* Short exercise:
Repeat the listing in full. Nothing may be added or left out.
Start Data excerpts
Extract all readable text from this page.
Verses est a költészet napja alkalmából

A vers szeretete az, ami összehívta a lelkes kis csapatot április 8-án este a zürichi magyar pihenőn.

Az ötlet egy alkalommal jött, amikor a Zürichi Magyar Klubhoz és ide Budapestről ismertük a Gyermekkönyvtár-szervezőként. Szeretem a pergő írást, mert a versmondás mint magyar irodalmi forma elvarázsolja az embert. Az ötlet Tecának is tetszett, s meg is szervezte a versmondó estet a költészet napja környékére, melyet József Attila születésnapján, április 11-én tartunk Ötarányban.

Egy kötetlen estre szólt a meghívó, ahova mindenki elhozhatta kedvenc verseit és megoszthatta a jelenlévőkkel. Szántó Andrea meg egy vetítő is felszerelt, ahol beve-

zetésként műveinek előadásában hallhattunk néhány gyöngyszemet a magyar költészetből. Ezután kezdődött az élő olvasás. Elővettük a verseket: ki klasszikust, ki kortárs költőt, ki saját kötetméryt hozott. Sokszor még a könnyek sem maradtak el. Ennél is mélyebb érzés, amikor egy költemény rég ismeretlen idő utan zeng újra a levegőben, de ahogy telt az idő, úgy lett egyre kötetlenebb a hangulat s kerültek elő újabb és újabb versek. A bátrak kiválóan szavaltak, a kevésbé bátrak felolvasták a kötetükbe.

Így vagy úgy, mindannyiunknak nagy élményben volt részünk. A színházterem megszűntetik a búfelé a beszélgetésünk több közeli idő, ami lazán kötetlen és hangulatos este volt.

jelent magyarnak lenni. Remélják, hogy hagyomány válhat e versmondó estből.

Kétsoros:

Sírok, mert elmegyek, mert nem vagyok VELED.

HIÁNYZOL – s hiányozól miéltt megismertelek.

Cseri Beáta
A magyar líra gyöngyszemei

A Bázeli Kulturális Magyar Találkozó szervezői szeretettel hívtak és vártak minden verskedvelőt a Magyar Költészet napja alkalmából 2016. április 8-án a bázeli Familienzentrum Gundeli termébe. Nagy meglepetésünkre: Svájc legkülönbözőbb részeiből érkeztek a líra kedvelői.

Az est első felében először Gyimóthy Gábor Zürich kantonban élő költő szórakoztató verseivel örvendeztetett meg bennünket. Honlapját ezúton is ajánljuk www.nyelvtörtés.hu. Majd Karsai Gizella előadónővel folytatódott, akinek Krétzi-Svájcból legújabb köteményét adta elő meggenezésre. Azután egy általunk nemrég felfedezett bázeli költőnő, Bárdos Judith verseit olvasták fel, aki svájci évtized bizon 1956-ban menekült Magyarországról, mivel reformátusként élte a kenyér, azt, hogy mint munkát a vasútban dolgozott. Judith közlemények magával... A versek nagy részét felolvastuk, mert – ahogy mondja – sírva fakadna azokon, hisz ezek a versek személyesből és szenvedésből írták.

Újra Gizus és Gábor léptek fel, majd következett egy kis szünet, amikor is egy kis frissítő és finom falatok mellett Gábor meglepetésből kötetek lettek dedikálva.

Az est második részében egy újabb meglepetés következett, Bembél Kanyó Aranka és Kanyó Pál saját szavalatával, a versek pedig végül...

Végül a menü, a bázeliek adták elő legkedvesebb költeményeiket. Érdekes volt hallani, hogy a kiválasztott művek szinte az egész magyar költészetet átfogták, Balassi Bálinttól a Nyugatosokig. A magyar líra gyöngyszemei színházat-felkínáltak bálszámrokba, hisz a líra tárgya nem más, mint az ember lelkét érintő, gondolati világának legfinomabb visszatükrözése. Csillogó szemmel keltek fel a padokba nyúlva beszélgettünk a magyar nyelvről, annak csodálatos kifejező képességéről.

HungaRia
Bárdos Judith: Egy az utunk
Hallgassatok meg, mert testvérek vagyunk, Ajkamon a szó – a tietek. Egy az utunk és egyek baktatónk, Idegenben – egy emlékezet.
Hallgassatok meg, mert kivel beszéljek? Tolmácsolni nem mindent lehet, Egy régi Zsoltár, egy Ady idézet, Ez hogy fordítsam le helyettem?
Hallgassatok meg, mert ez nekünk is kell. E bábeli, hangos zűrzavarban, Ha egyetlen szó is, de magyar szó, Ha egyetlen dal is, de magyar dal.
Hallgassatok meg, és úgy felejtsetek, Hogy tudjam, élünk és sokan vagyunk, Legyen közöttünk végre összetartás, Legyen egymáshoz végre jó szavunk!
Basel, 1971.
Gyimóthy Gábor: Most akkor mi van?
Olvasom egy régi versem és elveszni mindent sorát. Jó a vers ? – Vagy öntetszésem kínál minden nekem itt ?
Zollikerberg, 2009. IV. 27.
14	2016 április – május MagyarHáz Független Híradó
End Data excerpts
* The output:
Extract all readable text from this page.
Verses est a költészet napja alkalmából

A vers szeretete az, ami összehívta a lelkes kis csapatot április 8-án este a zürichi magyar pihenőn.

Az ötlet egy alkalommal jött, amikor a Zürichi Magyar Klubhoz és ide Budapestről ismertük a Gyermekkönyvtár-szervezőként. Szeretem a pergő írást, mert a versmondás mint magyar irodalmi forma elvarázsolja az embert. Az ötlet Tecának is tetszett, s meg is szervezte a versmondó estet a költészet napja környékére, melyet József Attila születésnapján, április 11-én tartunk Ötarányban.

Egy kötetlen estre szólt a meghívó, ahova mindenki elhozhatta kedvenc verseit és megoszthatta a jelenlévőkkel. Szántó Andrea meg egy vetítő is felszerelt, ahol beve-

zetésként műveinek előadásában hallhattunk néhány gyöngyszemet a magyar költészetből. Ezután kezdődött az élő olvasás. Elővettük a verseket: ki klasszikust, ki kortárs költőt, ki saját kötetméryt hozott. Sokszor még a könnyek sem maradtak el. Ennél is mélyebb érzés, amikor egy költemény rég ismeretlen idő utan zeng újra a levegőben, de ahogy telt az idő, úgy lett egyre kötetlenebb a hangulat s kerültek elő újabb és újabb versek. A bátrak kiválóan szavaltak, a kevésbé bátrak felolvasták a kötetükbe.

Így vagy úgy, mindannyiunknak nagy élményben volt részünk. A színházterem megszűntetik a búfelé a beszélgetésünk több közeli idő, ami lazán kötetlen és hangulatos este volt.

jelent magyarnak lenni. Remélják, hogy hagyomány válhat e versmondó estből.

Kétsoros:

Sírok, mert elmegyek, mert nem vagyok VELED.

HIÁNYZOL – s hiányozól miéltt megismertelek.

Cseri Beáta
A magyar líra gyöngyszemei

A Bázeli Kulturális Magyar Találkozó szervezői szeretettel hívtak és vártak minden verskedvelőt a Magyar Költészet napja alkalmából 2016. április 8-án a bázeli Familienzentrum Gundeli termébe. Nagy meglepetésünkre: Svájc legkülönbözőbb részeiből érkeztek a líra kedvelői.

Az est első felében először Gyimóthy Gábor Zürich kantonban élő költő szórakoztató verseivel örvendeztetett meg bennünket. Honlapját ezúton is ajánljuk www.nyelvtörtés.hu. Majd Karsai Gizella előadónővel folytatódott, akinek Krétzi-Svájcból legújabb köteményét adta elő meggenezésre. Azután egy általunk nemrég felfedezett bázeli költőnő, Bárdos Judith verseit olvasták fel, aki svájci évtized bizon 1956-ban menekült Magyarországról, mivel reformátusként élte a kenyér, azt, hogy mint munkát a vasútban dolgozott. Judith közlemények magával... A versek nagy részét felolvastuk, mert – ahogy mondja – sírva fakadna azokon, hisz ezek a versek személyesből és szenvedésből írták.

Újra Gizus és Gábor léptek fel, majd következett egy kis szünet, amikor is egy kis frissítő és finom falatok mellett Gábor meglepetésből kötetek lettek dedikálva.

Az est második részében egy újabb meglepetés következett, Bembél Kanyó Aranka és Kanyó Pál saját szavalatával, a versek pedig végül...

Végül a menü, a bázeliek adták elő legkedvesebb költeményeiket. Érdekes volt hallani, hogy a kiválasztott művek szinte az egész magyar költészetet átfogták, Balassi Bálinttól a Nyugatosokig. A magyar líra gyöngyszemei színházat-felkínáltak bálszámrokba, hisz a líra tárgya nem más, mint az ember lelkét érintő, gondolati világának legfinomabb visszatükrözése. Csillogó szemmel keltek fel a padokba nyúlva beszélgettünk a magyar nyelvről, annak csodálatos kifejező képességéről.

HungaRia
Bárdos Judith: Egy az utunk
Hallgassatok meg, mert testvérek vagyunk, Ajkamon a szó – a tietek. Egy az utunk és egyek baktatónk, Idegenben – egy emlékezet.
Hallgassatok meg, mert kivel beszéljek? Tolmácsolni nem mindent lehet, Egy régi Zsoltár, egy Ady idézet, Ez hogy fordítsam le helyettem?
Hallgassatok meg, mert ez nekünk is kell. E bábeli, hangos zűrzavarban, Ha egyetlen szó is, de magyar szó, Ha egyetlen dal is, de magyar dal.
Hallgassatok meg, és úgy felejtsetek, Hogy tudjam, élünk és sokan vagyunk, Legyen közöttünk végre összetartás, Legyen egymáshoz végre jó szavunk!
Basel, 1971.
Gyimóthy Gábor: Most akkor mi van?
Olvasom egy régi versem és elveszni mindent sorát. Jó a vers ? – Vagy öntetszésem kínál minden nekem itt ?
Zollikerberg, 2009. IV. 27.
14	2016 április – május MagyarHáz Független Híradó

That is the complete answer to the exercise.